In the data below, locate each line with the word "соответствии" and list it.

-------- EXERCISE MATERIAL --------

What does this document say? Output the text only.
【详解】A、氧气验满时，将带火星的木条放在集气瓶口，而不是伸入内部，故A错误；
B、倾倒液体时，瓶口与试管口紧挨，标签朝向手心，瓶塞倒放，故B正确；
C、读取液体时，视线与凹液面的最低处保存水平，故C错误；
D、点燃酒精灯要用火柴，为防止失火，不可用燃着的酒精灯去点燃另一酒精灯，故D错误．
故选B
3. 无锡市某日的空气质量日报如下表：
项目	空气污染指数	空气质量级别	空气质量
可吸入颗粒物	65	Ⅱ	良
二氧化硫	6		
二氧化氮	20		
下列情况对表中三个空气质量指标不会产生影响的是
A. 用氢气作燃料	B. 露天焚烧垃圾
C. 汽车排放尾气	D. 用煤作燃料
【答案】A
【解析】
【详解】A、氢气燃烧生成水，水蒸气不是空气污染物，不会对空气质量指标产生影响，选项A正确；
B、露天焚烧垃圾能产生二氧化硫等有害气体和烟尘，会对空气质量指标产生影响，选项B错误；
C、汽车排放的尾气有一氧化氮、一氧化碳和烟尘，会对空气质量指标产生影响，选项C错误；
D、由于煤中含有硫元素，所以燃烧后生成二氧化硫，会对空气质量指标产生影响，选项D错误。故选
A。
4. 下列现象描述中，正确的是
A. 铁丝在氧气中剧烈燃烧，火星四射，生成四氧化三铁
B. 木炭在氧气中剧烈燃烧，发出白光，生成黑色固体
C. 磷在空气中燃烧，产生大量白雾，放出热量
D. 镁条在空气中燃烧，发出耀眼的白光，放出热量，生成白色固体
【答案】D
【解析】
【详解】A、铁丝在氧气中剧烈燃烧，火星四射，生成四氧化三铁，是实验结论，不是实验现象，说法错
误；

--------
-------- EXERCISE MATERIAL --------

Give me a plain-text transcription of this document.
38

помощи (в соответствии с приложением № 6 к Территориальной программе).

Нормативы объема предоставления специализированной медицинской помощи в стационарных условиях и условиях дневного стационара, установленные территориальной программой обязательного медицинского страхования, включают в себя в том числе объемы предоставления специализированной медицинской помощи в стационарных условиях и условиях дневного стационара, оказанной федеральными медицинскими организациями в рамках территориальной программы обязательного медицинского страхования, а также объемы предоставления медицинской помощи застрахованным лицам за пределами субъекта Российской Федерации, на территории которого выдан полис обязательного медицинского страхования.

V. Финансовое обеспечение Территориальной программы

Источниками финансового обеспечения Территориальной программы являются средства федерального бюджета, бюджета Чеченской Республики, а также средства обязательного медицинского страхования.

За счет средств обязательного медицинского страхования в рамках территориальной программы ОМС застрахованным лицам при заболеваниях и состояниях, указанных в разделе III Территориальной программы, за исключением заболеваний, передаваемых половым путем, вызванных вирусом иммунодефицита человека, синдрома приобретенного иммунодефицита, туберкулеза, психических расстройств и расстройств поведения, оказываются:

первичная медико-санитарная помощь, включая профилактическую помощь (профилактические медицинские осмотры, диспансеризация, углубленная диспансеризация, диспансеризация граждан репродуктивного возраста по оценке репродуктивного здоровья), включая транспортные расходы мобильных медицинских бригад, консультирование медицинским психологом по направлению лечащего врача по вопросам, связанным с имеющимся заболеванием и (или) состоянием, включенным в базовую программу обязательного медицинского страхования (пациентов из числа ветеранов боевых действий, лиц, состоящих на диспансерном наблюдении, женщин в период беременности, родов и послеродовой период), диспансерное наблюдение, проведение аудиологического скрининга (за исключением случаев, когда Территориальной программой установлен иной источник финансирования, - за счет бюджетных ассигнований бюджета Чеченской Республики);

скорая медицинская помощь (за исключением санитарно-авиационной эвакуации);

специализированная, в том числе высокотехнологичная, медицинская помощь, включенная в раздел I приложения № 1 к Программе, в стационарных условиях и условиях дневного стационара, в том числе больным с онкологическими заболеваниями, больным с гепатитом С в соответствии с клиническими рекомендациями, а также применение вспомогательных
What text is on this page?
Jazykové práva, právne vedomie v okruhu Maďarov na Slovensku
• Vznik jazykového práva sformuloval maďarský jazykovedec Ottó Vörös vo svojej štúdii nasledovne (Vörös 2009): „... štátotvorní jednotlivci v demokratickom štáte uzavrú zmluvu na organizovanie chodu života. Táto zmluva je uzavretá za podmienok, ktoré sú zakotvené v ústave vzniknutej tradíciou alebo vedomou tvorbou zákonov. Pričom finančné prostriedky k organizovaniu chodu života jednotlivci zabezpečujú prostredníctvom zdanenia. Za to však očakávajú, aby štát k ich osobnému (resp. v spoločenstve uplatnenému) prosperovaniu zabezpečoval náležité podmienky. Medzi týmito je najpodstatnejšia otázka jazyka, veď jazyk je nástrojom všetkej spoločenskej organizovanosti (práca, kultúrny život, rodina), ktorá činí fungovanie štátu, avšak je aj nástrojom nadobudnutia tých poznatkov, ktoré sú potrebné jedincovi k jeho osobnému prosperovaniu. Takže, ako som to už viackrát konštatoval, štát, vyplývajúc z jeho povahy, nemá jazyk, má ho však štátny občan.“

--------
-------- EXERCISE MATERIAL --------

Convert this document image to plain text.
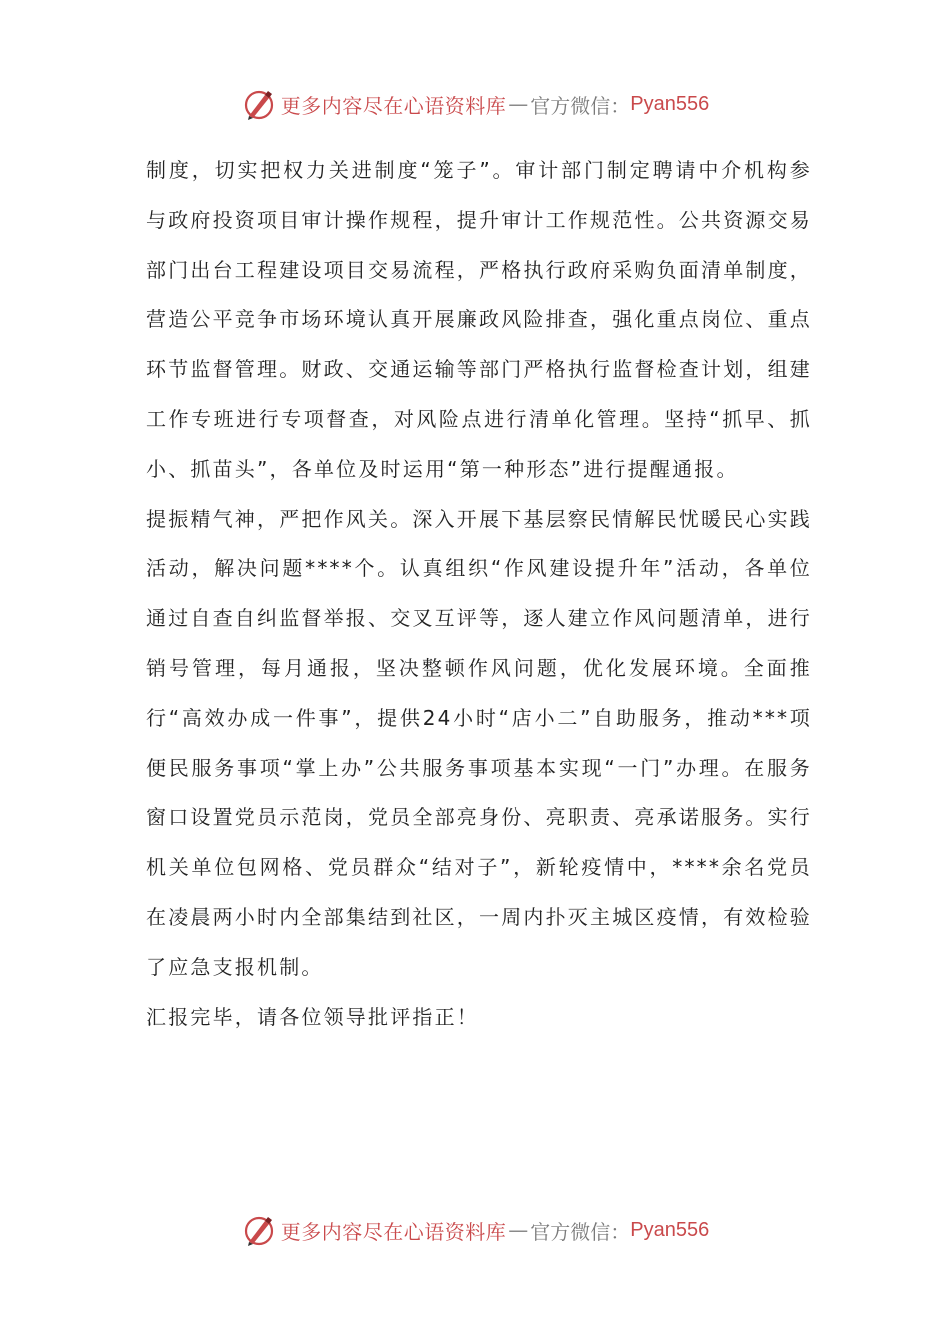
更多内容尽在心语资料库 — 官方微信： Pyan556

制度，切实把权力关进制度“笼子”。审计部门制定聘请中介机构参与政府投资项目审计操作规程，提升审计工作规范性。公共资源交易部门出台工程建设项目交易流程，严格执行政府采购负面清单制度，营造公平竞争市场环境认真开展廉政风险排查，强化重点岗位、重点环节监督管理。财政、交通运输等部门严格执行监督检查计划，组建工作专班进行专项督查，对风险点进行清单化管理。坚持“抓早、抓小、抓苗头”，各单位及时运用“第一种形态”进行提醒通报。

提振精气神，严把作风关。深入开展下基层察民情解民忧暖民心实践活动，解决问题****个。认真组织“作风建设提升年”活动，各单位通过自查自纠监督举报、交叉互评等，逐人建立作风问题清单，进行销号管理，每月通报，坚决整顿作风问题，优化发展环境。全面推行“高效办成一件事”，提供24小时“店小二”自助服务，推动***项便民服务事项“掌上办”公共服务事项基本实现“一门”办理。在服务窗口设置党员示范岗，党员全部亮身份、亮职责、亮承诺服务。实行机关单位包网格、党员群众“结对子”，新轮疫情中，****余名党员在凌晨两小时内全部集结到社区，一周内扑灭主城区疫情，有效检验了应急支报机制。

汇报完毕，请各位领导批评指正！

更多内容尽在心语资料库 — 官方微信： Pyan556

--------

#### RESULT FOR THIS TASK:
помощи (в соответствии с приложением № 6 к Территориальной программе).
специализированная, в том числе высокотехнологичная, медицинская помощь, включенная в раздел I приложения № 1 к Программе, в стационарных условиях и условиях дневного стационара, в том числе больным с онкологическими заболеваниями, больным с гепатитом С в соответствии с клиническими рекомендациями, а также применение вспомогательных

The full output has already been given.